# DATA EXTRACT
— START —
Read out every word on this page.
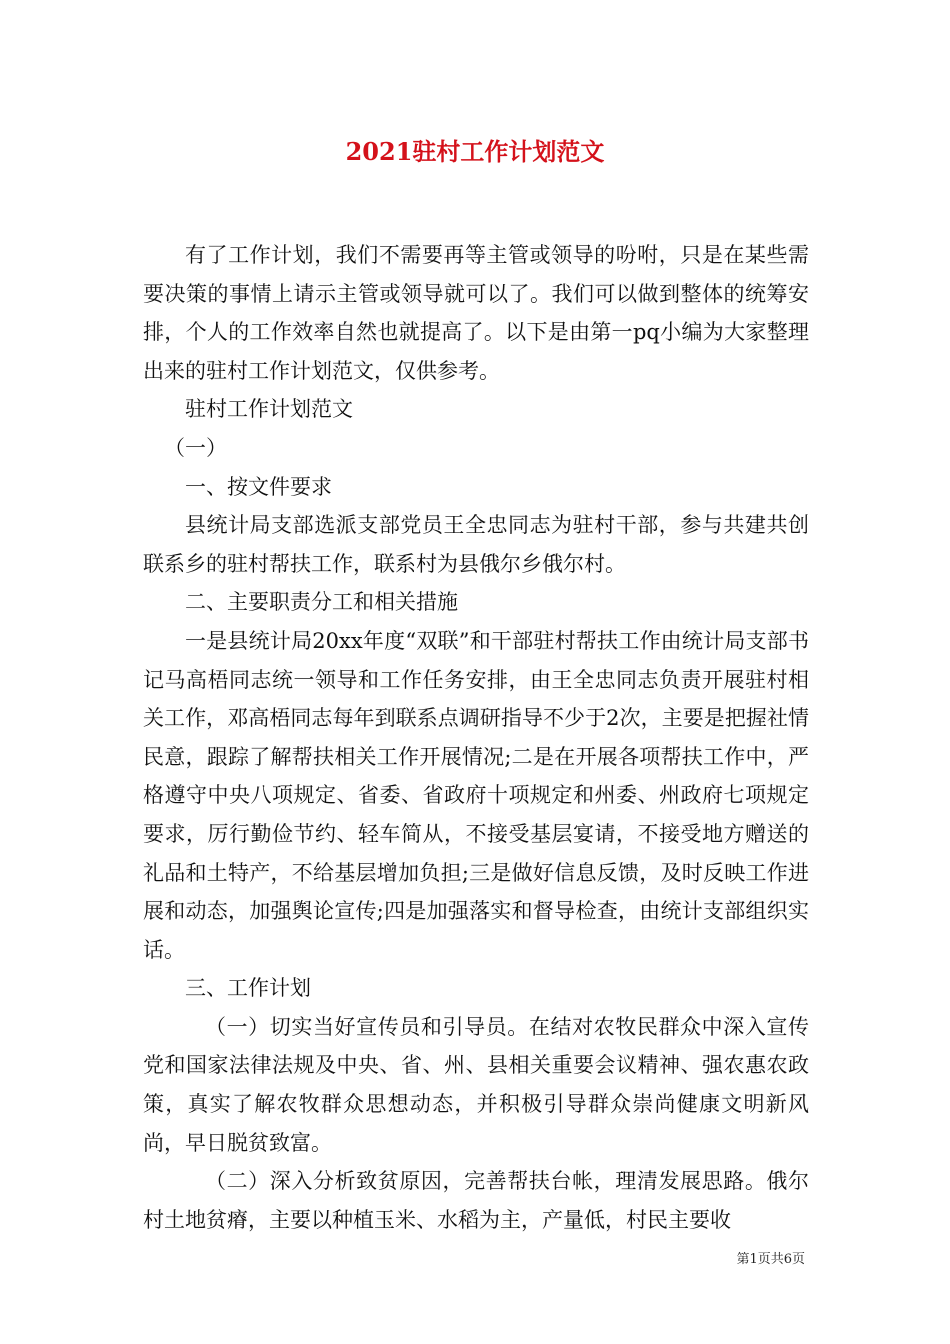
2021驻村工作计划范文

有了工作计划，我们不需要再等主管或领导的吩咐，只是在某些需要决策的事情上请示主管或领导就可以了。我们可以做到整体的统筹安排，个人的工作效率自然也就提高了。以下是由第一pq小编为大家整理出来的驻村工作计划范文，仅供参考。

驻村工作计划范文

（一）

一、按文件要求

县统计局支部选派支部党员王全忠同志为驻村干部，参与共建共创联系乡的驻村帮扶工作，联系村为县俄尔乡俄尔村。

二、主要职责分工和相关措施

一是县统计局20xx年度“双联”和干部驻村帮扶工作由统计局支部书记马高梧同志统一领导和工作任务安排，由王全忠同志负责开展驻村相关工作，邓高梧同志每年到联系点调研指导不少于2次，主要是把握社情民意，跟踪了解帮扶相关工作开展情况;二是在开展各项帮扶工作中，严格遵守中央八项规定、省委、省政府十项规定和州委、州政府七项规定要求，厉行勤俭节约、轻车简从，不接受基层宴请，不接受地方赠送的礼品和土特产，不给基层增加负担;三是做好信息反馈，及时反映工作进展和动态，加强舆论宣传;四是加强落实和督导检查，由统计支部组织实话。

三、工作计划

（一）切实当好宣传员和引导员。在结对农牧民群众中深入宣传党和国家法律法规及中央、省、州、县相关重要会议精神、强农惠农政策，真实了解农牧群众思想动态，并积极引导群众崇尚健康文明新风尚，早日脱贫致富。

（二）深入分析致贫原因，完善帮扶台帐，理清发展思路。俄尔村土地贫瘠，主要以种植玉米、水稻为主，产量低，村民主要收

第1页共6页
— END —
# WORK INSTRUCTIONS
The records above must be printed exactly; the pictures stay out.

# RESPONSE
Read out every word on this page.
2021驻村工作计划范文

有了工作计划，我们不需要再等主管或领导的吩咐，只是在某些需要决策的事情上请示主管或领导就可以了。我们可以做到整体的统筹安排，个人的工作效率自然也就提高了。以下是由第一pq小编为大家整理出来的驻村工作计划范文，仅供参考。

驻村工作计划范文

（一）

一、按文件要求

县统计局支部选派支部党员王全忠同志为驻村干部，参与共建共创联系乡的驻村帮扶工作，联系村为县俄尔乡俄尔村。

二、主要职责分工和相关措施

一是县统计局20xx年度“双联”和干部驻村帮扶工作由统计局支部书记马高梧同志统一领导和工作任务安排，由王全忠同志负责开展驻村相关工作，邓高梧同志每年到联系点调研指导不少于2次，主要是把握社情民意，跟踪了解帮扶相关工作开展情况;二是在开展各项帮扶工作中，严格遵守中央八项规定、省委、省政府十项规定和州委、州政府七项规定要求，厉行勤俭节约、轻车简从，不接受基层宴请，不接受地方赠送的礼品和土特产，不给基层增加负担;三是做好信息反馈，及时反映工作进展和动态，加强舆论宣传;四是加强落实和督导检查，由统计支部组织实话。

三、工作计划

（一）切实当好宣传员和引导员。在结对农牧民群众中深入宣传党和国家法律法规及中央、省、州、县相关重要会议精神、强农惠农政策，真实了解农牧群众思想动态，并积极引导群众崇尚健康文明新风尚，早日脱贫致富。

（二）深入分析致贫原因，完善帮扶台帐，理清发展思路。俄尔村土地贫瘠，主要以种植玉米、水稻为主，产量低，村民主要收

第1页共6页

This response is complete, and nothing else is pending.